*Short problem:* Your task is to copy the listing exactly. Drop any pictures from the copy.

═══

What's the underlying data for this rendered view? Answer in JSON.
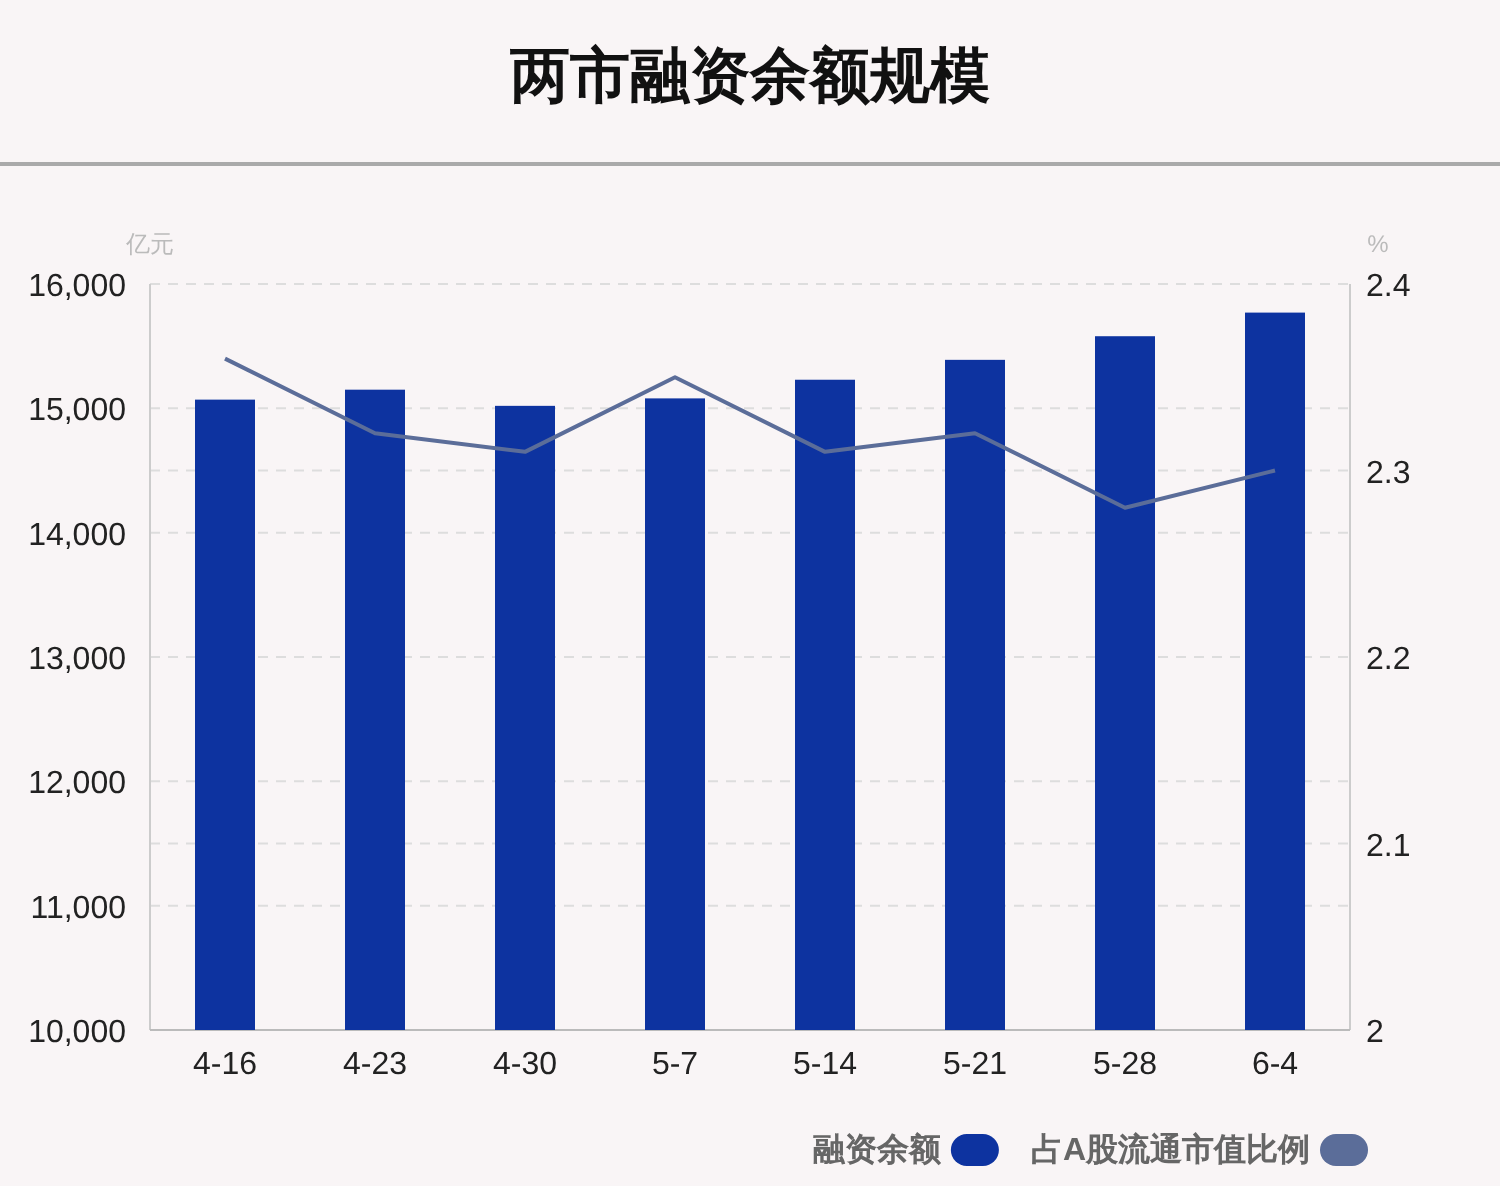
{
  "chart_data": {
    "type": "bar",
    "title": "两市融资余额规模",
    "ylabel": "亿元",
    "y2label": "%",
    "categories": [
      "4-16",
      "4-23",
      "4-30",
      "5-7",
      "5-14",
      "5-21",
      "5-28",
      "6-4"
    ],
    "series": [
      {
        "name": "融资余额",
        "color": "#0d33a0",
        "values": [
          15070,
          15150,
          15020,
          15080,
          15230,
          15390,
          15580,
          15770
        ]
      },
      {
        "name": "占A股流通市值比例",
        "type": "line",
        "axis": "y2",
        "color": "#5b6d99",
        "values": [
          2.36,
          2.32,
          2.31,
          2.35,
          2.31,
          2.32,
          2.28,
          2.3
        ]
      }
    ],
    "ylim": [
      10000,
      16000
    ],
    "yticks": [
      {
        "value": 10000,
        "label": "10,000"
      },
      {
        "value": 11000,
        "label": "11,000"
      },
      {
        "value": 12000,
        "label": "12,000"
      },
      {
        "value": 13000,
        "label": "13,000"
      },
      {
        "value": 14000,
        "label": "14,000"
      },
      {
        "value": 15000,
        "label": "15,000"
      },
      {
        "value": 16000,
        "label": "16,000"
      }
    ],
    "y2lim": [
      2,
      2.4
    ],
    "y2ticks": [
      2,
      2.1,
      2.2,
      2.3,
      2.4
    ],
    "grid": true,
    "legend": "bottom right",
    "marker": "none"
  }
}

═══

*Reply to the exercise:*
What's the underlying data for this rendered view? Answer in JSON.
{
  "chart_data": {
    "type": "bar",
    "title": "两市融资余额规模",
    "ylabel": "亿元",
    "y2label": "%",
    "categories": [
      "4-16",
      "4-23",
      "4-30",
      "5-7",
      "5-14",
      "5-21",
      "5-28",
      "6-4"
    ],
    "series": [
      {
        "name": "融资余额",
        "color": "#0d33a0",
        "values": [
          15070,
          15150,
          15020,
          15080,
          15230,
          15390,
          15580,
          15770
        ]
      },
      {
        "name": "占A股流通市值比例",
        "type": "line",
        "axis": "y2",
        "color": "#5b6d99",
        "values": [
          2.36,
          2.32,
          2.31,
          2.35,
          2.31,
          2.32,
          2.28,
          2.3
        ]
      }
    ],
    "ylim": [
      10000,
      16000
    ],
    "yticks": [
      {
        "value": 10000,
        "label": "10,000"
      },
      {
        "value": 11000,
        "label": "11,000"
      },
      {
        "value": 12000,
        "label": "12,000"
      },
      {
        "value": 13000,
        "label": "13,000"
      },
      {
        "value": 14000,
        "label": "14,000"
      },
      {
        "value": 15000,
        "label": "15,000"
      },
      {
        "value": 16000,
        "label": "16,000"
      }
    ],
    "y2lim": [
      2,
      2.4
    ],
    "y2ticks": [
      2,
      2.1,
      2.2,
      2.3,
      2.4
    ],
    "grid": true,
    "legend": "bottom right",
    "marker": "none"
  }
}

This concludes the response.